Learning to hush up

I'm taking a bunch of free online workshops. In past years, these have been the bee's knees. Now I'm so full of opinions that I can barely read a line of the presentation before I want to say, "now wait a moment. Where the hell did you read that rule? And what makes you think it's worth following?" I have to hit delete on various workshop emails before I write the verging-on-flame (definitely snotty) retorts.

For instance.... what is this current rage for ridding the world of "ing" words? Hmm? Sometimes the damn words are fine. People skitter around trying to avoid them and end up with long garbled sentences. Are they hoping to avoid all forms of to be? de"was" ing? Looking for signs of passive voice? That it? I'd look it all up but I know it'll all end with a headache.

Now I'm heading back to the old online workshops that I've saved over the years to see if I was soaking up wisdom of the ages or second-hand garbled tripe. Probably both.

I plan to add my own to the pile of presentations. A whole thing about POV. Here, I'll post a bit of it. You feel free to tell me how wrong I am. I could use the help, plus it'll lower my snotty bitch mode a few notches. God knows I could use that about now.

Here’s a quickie review of the basics:
First person= I
Second person (lots of experimental fiction uses this)= You
Third person=he/she

Third person/omniscient=I was taught that this means a view of everybody, inside and out, with a strong author’s voice as narrator. The author as God. Now seems to mean a kind of outside camera angle, more of a third person objective.

• [What you are asked to do]:
Pull out, word for word, the part of the writing-workshop post between "I plan to add" and "third person objective.", inclusive.

• [Stored dataset items]:
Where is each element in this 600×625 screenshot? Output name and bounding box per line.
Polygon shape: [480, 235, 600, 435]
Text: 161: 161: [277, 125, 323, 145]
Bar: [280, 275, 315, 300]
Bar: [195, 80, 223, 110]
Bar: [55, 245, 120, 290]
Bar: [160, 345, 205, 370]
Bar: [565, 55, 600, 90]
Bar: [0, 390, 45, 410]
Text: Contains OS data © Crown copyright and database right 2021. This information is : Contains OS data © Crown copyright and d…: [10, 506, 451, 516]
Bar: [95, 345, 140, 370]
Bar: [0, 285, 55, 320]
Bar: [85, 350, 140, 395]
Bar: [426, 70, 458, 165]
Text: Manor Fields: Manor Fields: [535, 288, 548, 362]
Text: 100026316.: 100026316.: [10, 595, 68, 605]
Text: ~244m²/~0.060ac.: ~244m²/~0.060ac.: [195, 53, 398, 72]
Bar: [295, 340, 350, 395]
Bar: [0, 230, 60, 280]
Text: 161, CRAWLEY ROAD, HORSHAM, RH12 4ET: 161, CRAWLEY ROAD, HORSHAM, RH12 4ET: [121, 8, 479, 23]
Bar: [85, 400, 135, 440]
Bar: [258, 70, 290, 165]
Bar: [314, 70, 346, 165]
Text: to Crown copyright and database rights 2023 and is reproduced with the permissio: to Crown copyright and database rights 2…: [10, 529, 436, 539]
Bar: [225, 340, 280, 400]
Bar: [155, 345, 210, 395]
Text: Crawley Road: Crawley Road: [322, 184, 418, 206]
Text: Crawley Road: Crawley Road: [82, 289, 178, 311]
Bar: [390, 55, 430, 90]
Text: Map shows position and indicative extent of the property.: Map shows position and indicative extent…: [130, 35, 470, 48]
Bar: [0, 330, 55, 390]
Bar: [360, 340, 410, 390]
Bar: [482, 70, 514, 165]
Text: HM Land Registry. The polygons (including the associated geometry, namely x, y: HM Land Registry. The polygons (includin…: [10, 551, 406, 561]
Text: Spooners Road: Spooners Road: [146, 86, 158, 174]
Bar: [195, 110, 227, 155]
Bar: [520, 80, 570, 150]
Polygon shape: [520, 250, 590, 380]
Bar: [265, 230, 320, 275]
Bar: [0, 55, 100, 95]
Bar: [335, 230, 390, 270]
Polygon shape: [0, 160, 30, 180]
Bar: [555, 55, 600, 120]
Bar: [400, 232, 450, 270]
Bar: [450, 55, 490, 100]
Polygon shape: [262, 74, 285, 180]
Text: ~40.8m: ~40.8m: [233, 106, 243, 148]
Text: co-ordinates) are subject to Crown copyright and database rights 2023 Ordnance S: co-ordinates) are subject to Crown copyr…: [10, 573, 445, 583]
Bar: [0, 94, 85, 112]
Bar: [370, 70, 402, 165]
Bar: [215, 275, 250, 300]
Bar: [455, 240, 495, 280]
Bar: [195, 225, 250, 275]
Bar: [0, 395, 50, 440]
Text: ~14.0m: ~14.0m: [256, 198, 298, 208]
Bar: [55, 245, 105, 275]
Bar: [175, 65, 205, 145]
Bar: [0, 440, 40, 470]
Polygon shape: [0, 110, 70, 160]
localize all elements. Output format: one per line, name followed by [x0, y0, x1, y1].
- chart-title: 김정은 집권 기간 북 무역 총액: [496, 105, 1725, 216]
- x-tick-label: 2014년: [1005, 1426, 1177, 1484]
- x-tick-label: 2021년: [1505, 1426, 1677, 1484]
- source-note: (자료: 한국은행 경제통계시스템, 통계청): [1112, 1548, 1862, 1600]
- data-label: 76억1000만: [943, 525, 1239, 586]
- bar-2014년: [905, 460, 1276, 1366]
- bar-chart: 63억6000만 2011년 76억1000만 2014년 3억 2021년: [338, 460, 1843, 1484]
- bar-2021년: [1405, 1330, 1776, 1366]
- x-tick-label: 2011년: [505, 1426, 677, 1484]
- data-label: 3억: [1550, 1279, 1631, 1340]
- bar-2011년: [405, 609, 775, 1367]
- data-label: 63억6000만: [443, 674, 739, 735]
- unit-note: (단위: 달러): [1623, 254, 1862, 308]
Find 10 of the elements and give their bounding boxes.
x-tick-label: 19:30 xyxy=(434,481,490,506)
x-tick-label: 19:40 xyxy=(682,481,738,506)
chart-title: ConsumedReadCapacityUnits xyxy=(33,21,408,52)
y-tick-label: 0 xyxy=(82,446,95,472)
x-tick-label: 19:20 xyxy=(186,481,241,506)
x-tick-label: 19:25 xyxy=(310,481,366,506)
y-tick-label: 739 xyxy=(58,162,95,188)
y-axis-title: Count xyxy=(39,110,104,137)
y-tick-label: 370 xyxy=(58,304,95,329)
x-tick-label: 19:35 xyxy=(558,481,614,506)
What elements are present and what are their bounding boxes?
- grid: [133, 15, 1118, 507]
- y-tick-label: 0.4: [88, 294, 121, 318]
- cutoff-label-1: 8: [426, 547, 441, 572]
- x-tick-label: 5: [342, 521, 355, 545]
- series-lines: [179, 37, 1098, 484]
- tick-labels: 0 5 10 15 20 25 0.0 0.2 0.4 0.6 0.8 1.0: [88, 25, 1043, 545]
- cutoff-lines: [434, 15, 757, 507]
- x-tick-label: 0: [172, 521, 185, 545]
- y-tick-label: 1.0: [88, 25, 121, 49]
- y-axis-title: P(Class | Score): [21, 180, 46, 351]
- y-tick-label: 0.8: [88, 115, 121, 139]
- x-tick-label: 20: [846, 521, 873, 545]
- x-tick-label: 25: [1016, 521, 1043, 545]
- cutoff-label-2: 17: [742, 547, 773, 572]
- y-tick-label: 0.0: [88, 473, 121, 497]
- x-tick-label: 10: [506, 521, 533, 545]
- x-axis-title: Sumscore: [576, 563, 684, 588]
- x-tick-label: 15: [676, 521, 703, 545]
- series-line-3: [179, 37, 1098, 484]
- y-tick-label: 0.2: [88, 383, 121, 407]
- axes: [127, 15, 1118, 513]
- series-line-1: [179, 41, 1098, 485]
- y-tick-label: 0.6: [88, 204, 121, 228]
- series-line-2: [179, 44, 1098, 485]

• [Result of this task]:
I plan to add my own to the pile of presentations. A whole thing about POV. Here, I'll post a bit of it. You feel free to tell me how wrong I am. I could use the help, plus it'll lower my snotty bitch mode a few notches. God knows I could use that about now.

Here’s a quickie review of the basics:
First person= I
Second person (lots of experimental fiction uses this)= You
Third person=he/she

Third person/omniscient=I was taught that this means a view of everybody, inside and out, with a strong author’s voice as narrator. The author as God. Now seems to mean a kind of outside camera angle, more of a third person objective.